- Objective: Write out each line beneath this one exactly as it reads.

__________________________________________________

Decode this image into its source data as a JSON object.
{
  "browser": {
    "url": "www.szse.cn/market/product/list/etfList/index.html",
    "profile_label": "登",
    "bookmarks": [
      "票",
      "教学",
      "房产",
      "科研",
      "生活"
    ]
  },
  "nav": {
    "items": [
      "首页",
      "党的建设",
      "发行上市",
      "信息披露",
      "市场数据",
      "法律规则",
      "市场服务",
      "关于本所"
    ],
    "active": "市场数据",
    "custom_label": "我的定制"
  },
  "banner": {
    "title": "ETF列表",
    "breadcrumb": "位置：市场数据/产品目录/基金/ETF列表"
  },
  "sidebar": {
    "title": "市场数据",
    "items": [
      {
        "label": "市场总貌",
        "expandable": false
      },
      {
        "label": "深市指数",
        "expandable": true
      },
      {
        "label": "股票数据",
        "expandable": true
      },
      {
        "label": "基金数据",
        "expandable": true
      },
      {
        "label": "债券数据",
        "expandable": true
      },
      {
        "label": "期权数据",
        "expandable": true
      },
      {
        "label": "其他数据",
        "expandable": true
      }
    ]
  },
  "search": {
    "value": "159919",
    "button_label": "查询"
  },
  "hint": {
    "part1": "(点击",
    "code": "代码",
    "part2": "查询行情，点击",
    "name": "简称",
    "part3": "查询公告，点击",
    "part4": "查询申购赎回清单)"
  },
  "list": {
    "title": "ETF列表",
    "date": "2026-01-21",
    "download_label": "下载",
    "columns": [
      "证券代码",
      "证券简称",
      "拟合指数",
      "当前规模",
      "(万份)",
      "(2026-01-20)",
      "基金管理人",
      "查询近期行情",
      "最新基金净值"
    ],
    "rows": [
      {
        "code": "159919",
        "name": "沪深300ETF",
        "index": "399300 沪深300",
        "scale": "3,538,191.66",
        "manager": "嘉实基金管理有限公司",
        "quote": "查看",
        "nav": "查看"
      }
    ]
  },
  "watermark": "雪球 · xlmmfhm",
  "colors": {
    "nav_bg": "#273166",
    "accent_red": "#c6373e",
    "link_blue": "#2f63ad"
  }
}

__________________________________________________

- Result for this exercise:
Decode this image into its source data as a JSON object.
{
  "browser": {
    "url": "www.szse.cn/market/product/list/etfList/index.html",
    "profile_label": "登",
    "bookmarks": [
      "票",
      "教学",
      "房产",
      "科研",
      "生活"
    ]
  },
  "nav": {
    "items": [
      "首页",
      "党的建设",
      "发行上市",
      "信息披露",
      "市场数据",
      "法律规则",
      "市场服务",
      "关于本所"
    ],
    "active": "市场数据",
    "custom_label": "我的定制"
  },
  "banner": {
    "title": "ETF列表",
    "breadcrumb": "位置：市场数据/产品目录/基金/ETF列表"
  },
  "sidebar": {
    "title": "市场数据",
    "items": [
      {
        "label": "市场总貌",
        "expandable": false
      },
      {
        "label": "深市指数",
        "expandable": true
      },
      {
        "label": "股票数据",
        "expandable": true
      },
      {
        "label": "基金数据",
        "expandable": true
      },
      {
        "label": "债券数据",
        "expandable": true
      },
      {
        "label": "期权数据",
        "expandable": true
      },
      {
        "label": "其他数据",
        "expandable": true
      }
    ]
  },
  "search": {
    "value": "159919",
    "button_label": "查询"
  },
  "hint": {
    "part1": "(点击",
    "code": "代码",
    "part2": "查询行情，点击",
    "name": "简称",
    "part3": "查询公告，点击",
    "part4": "查询申购赎回清单)"
  },
  "list": {
    "title": "ETF列表",
    "date": "2026-01-21",
    "download_label": "下载",
    "columns": [
      "证券代码",
      "证券简称",
      "拟合指数",
      "当前规模",
      "(万份)",
      "(2026-01-20)",
      "基金管理人",
      "查询近期行情",
      "最新基金净值"
    ],
    "rows": [
      {
        "code": "159919",
        "name": "沪深300ETF",
        "index": "399300 沪深300",
        "scale": "3,538,191.66",
        "manager": "嘉实基金管理有限公司",
        "quote": "查看",
        "nav": "查看"
      }
    ]
  },
  "watermark": "雪球 · xlmmfhm",
  "colors": {
    "nav_bg": "#273166",
    "accent_red": "#c6373e",
    "link_blue": "#2f63ad"
  }
}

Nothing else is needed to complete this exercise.